• _OBJECTIVE_: From the listing below, extract every line in which the word "document" appears.

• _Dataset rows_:
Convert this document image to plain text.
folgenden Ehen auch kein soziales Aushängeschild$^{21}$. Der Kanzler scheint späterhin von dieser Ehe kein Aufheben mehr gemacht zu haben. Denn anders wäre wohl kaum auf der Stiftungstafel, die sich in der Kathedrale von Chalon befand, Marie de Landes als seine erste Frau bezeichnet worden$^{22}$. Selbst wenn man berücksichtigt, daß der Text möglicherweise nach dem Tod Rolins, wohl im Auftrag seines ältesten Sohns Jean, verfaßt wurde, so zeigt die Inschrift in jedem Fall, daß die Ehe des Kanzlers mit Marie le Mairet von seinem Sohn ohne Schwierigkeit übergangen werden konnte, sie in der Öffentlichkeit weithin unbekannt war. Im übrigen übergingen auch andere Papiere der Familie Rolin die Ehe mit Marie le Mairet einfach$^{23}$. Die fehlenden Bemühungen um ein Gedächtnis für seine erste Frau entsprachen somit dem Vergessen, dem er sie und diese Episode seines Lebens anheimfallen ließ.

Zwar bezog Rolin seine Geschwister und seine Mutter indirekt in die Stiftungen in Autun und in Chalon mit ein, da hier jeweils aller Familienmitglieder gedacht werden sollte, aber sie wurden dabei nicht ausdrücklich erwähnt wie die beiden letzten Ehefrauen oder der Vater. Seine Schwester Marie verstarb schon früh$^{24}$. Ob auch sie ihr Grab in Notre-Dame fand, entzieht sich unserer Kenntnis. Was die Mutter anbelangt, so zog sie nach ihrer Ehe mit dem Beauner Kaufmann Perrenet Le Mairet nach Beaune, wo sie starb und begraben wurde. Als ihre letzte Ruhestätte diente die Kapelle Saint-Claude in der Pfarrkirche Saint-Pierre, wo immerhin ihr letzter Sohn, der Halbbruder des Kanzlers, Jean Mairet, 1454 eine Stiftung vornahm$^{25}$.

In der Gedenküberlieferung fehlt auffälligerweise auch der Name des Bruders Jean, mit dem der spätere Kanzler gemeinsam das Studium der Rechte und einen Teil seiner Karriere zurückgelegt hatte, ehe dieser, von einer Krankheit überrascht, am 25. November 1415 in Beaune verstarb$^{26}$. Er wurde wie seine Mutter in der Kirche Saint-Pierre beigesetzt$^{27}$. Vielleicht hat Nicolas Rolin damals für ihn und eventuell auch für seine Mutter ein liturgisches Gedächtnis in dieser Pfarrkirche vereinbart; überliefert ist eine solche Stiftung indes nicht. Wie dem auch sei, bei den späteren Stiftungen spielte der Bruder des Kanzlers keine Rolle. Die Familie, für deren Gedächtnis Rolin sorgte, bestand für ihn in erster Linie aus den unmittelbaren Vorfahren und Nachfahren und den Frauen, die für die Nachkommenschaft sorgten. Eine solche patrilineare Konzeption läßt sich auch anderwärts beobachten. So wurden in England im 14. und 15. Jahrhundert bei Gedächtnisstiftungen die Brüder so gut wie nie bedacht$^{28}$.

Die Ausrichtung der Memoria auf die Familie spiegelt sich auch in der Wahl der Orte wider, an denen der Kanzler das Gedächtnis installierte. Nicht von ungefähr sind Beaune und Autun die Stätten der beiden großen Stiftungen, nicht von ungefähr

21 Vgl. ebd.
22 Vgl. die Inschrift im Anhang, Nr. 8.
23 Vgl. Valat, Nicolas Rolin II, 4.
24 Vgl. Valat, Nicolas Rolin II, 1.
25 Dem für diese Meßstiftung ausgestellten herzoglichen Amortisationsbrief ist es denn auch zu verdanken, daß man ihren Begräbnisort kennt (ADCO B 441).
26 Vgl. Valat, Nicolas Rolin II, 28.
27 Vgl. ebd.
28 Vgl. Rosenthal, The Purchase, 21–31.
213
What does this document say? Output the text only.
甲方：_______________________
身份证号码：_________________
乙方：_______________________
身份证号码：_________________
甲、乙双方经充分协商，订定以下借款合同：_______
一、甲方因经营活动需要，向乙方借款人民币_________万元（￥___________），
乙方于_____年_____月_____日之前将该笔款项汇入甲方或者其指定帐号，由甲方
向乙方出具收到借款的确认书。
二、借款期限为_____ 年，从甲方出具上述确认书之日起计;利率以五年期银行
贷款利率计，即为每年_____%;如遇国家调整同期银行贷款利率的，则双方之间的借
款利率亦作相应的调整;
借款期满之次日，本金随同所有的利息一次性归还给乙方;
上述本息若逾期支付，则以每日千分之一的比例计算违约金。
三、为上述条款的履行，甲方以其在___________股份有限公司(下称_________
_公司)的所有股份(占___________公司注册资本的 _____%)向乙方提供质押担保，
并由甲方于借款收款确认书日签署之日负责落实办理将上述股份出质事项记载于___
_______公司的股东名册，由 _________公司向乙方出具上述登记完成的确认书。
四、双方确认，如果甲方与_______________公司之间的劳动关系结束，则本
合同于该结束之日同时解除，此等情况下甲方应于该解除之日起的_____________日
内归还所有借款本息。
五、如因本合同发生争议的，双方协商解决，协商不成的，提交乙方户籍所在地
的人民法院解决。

• _WRITTEN ANSWER_:
Convert this document image to plain text.
What does this document say? Output the text only.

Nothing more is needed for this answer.